AIM OF THE EXERCISE –
Every entry that follows should be reproduced exactly.

Saved entries –
•••••

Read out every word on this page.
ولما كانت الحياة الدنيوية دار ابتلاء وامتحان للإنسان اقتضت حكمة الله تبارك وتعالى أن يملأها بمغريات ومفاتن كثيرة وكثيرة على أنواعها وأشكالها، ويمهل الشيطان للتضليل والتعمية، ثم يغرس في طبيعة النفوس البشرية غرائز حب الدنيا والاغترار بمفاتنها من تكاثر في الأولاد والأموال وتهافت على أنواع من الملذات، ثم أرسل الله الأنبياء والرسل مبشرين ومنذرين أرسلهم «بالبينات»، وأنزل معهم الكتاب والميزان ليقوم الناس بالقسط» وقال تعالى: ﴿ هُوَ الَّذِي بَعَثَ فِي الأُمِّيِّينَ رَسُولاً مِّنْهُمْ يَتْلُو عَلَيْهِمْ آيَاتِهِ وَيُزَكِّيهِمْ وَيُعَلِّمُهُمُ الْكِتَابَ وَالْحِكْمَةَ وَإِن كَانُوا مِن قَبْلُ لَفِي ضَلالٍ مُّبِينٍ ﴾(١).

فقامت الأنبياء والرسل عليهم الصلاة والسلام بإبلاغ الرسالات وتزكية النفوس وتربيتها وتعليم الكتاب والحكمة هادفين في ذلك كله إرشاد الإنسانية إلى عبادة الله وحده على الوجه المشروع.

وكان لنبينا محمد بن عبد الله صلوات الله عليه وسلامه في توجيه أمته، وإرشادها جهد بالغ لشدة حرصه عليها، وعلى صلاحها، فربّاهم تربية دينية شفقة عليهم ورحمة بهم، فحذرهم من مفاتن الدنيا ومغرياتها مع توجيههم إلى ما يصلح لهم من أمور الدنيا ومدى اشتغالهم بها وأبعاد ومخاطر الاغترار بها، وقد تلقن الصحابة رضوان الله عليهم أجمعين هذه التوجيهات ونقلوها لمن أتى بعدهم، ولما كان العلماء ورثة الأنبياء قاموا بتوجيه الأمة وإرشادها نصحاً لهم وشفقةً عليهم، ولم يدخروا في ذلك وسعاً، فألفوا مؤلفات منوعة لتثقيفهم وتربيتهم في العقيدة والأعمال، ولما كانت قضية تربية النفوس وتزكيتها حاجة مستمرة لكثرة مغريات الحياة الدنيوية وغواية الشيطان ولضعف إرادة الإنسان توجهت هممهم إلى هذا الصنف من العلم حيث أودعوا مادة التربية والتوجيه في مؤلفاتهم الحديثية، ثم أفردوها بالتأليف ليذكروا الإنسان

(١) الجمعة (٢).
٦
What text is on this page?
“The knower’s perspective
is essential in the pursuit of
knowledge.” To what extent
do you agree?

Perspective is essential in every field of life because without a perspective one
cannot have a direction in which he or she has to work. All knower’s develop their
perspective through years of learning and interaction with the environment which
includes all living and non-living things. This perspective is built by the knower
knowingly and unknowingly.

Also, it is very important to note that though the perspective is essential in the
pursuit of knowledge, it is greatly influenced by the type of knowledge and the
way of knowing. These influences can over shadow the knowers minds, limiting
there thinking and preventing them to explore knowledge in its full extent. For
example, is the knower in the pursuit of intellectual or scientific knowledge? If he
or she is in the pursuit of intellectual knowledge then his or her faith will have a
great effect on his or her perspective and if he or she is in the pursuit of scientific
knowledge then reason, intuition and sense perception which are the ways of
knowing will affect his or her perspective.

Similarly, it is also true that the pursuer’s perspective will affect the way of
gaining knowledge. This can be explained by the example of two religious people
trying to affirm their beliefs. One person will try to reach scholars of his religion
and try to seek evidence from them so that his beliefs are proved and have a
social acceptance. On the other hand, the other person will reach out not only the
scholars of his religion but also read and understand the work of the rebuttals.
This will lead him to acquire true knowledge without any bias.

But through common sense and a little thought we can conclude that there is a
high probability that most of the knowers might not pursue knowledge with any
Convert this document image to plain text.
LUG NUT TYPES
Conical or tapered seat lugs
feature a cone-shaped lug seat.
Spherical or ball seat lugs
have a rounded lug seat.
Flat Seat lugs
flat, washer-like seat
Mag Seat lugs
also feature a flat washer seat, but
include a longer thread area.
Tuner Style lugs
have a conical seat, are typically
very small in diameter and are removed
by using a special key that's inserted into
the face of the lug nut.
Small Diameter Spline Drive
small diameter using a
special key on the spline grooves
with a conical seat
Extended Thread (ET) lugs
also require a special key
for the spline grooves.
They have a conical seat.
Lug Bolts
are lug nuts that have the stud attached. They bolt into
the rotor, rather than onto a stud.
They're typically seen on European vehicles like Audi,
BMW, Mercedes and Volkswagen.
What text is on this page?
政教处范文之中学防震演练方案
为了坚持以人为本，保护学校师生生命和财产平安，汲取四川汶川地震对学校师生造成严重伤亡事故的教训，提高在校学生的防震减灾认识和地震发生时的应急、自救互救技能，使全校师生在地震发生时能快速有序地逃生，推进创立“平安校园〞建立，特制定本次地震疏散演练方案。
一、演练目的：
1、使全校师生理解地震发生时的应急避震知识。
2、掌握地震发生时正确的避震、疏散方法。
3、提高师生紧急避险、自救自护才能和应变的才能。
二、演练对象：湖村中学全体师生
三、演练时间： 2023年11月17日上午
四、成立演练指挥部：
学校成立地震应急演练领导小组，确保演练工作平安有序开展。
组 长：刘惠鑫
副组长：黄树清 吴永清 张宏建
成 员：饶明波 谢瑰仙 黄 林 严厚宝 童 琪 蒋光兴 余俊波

•••••

CORRECT RESULT –
Read out every word on this page.
ولما كانت الحياة الدنيوية دار ابتلاء وامتحان للإنسان اقتضت حكمة الله تبارك وتعالى أن يملأها بمغريات ومفاتن كثيرة وكثيرة على أنواعها وأشكالها، ويمهل الشيطان للتضليل والتعمية، ثم يغرس في طبيعة النفوس البشرية غرائز حب الدنيا والاغترار بمفاتنها من تكاثر في الأولاد والأموال وتهافت على أنواع من الملذات، ثم أرسل الله الأنبياء والرسل مبشرين ومنذرين أرسلهم «بالبينات»، وأنزل معهم الكتاب والميزان ليقوم الناس بالقسط» وقال تعالى: ﴿ هُوَ الَّذِي بَعَثَ فِي الأُمِّيِّينَ رَسُولاً مِّنْهُمْ يَتْلُو عَلَيْهِمْ آيَاتِهِ وَيُزَكِّيهِمْ وَيُعَلِّمُهُمُ الْكِتَابَ وَالْحِكْمَةَ وَإِن كَانُوا مِن قَبْلُ لَفِي ضَلالٍ مُّبِينٍ ﴾(١).

فقامت الأنبياء والرسل عليهم الصلاة والسلام بإبلاغ الرسالات وتزكية النفوس وتربيتها وتعليم الكتاب والحكمة هادفين في ذلك كله إرشاد الإنسانية إلى عبادة الله وحده على الوجه المشروع.

وكان لنبينا محمد بن عبد الله صلوات الله عليه وسلامه في توجيه أمته، وإرشادها جهد بالغ لشدة حرصه عليها، وعلى صلاحها، فربّاهم تربية دينية شفقة عليهم ورحمة بهم، فحذرهم من مفاتن الدنيا ومغرياتها مع توجيههم إلى ما يصلح لهم من أمور الدنيا ومدى اشتغالهم بها وأبعاد ومخاطر الاغترار بها، وقد تلقن الصحابة رضوان الله عليهم أجمعين هذه التوجيهات ونقلوها لمن أتى بعدهم، ولما كان العلماء ورثة الأنبياء قاموا بتوجيه الأمة وإرشادها نصحاً لهم وشفقةً عليهم، ولم يدخروا في ذلك وسعاً، فألفوا مؤلفات منوعة لتثقيفهم وتربيتهم في العقيدة والأعمال، ولما كانت قضية تربية النفوس وتزكيتها حاجة مستمرة لكثرة مغريات الحياة الدنيوية وغواية الشيطان ولضعف إرادة الإنسان توجهت هممهم إلى هذا الصنف من العلم حيث أودعوا مادة التربية والتوجيه في مؤلفاتهم الحديثية، ثم أفردوها بالتأليف ليذكروا الإنسان

(١) الجمعة (٢).
٦
What text is on this page?
“The knower’s perspective
is essential in the pursuit of
knowledge.” To what extent
do you agree?

Perspective is essential in every field of life because without a perspective one
cannot have a direction in which he or she has to work. All knower’s develop their
perspective through years of learning and interaction with the environment which
includes all living and non-living things. This perspective is built by the knower
knowingly and unknowingly.

Also, it is very important to note that though the perspective is essential in the
pursuit of knowledge, it is greatly influenced by the type of knowledge and the
way of knowing. These influences can over shadow the knowers minds, limiting
there thinking and preventing them to explore knowledge in its full extent. For
example, is the knower in the pursuit of intellectual or scientific knowledge? If he
or she is in the pursuit of intellectual knowledge then his or her faith will have a
great effect on his or her perspective and if he or she is in the pursuit of scientific
knowledge then reason, intuition and sense perception which are the ways of
knowing will affect his or her perspective.

Similarly, it is also true that the pursuer’s perspective will affect the way of
gaining knowledge. This can be explained by the example of two religious people
trying to affirm their beliefs. One person will try to reach scholars of his religion
and try to seek evidence from them so that his beliefs are proved and have a
social acceptance. On the other hand, the other person will reach out not only the
scholars of his religion but also read and understand the work of the rebuttals.
This will lead him to acquire true knowledge without any bias.

But through common sense and a little thought we can conclude that there is a
high probability that most of the knowers might not pursue knowledge with any
Convert this document image to plain text.
LUG NUT TYPES
Conical or tapered seat lugs
feature a cone-shaped lug seat.
Spherical or ball seat lugs
have a rounded lug seat.
Flat Seat lugs
flat, washer-like seat
Mag Seat lugs
also feature a flat washer seat, but
include a longer thread area.
Tuner Style lugs
have a conical seat, are typically
very small in diameter and are removed
by using a special key that's inserted into
the face of the lug nut.
Small Diameter Spline Drive
small diameter using a
special key on the spline grooves
with a conical seat
Extended Thread (ET) lugs
also require a special key
for the spline grooves.
They have a conical seat.
Lug Bolts
are lug nuts that have the stud attached. They bolt into
the rotor, rather than onto a stud.
They're typically seen on European vehicles like Audi,
BMW, Mercedes and Volkswagen.
What text is on this page?
政教处范文之中学防震演练方案
为了坚持以人为本，保护学校师生生命和财产平安，汲取四川汶川地震对学校师生造成严重伤亡事故的教训，提高在校学生的防震减灾认识和地震发生时的应急、自救互救技能，使全校师生在地震发生时能快速有序地逃生，推进创立“平安校园〞建立，特制定本次地震疏散演练方案。
一、演练目的：
1、使全校师生理解地震发生时的应急避震知识。
2、掌握地震发生时正确的避震、疏散方法。
3、提高师生紧急避险、自救自护才能和应变的才能。
二、演练对象：湖村中学全体师生
三、演练时间： 2023年11月17日上午
四、成立演练指挥部：
学校成立地震应急演练领导小组，确保演练工作平安有序开展。
组 长：刘惠鑫
副组长：黄树清 吴永清 张宏建
成 员：饶明波 谢瑰仙 黄 林 严厚宝 童 琪 蒋光兴 余俊波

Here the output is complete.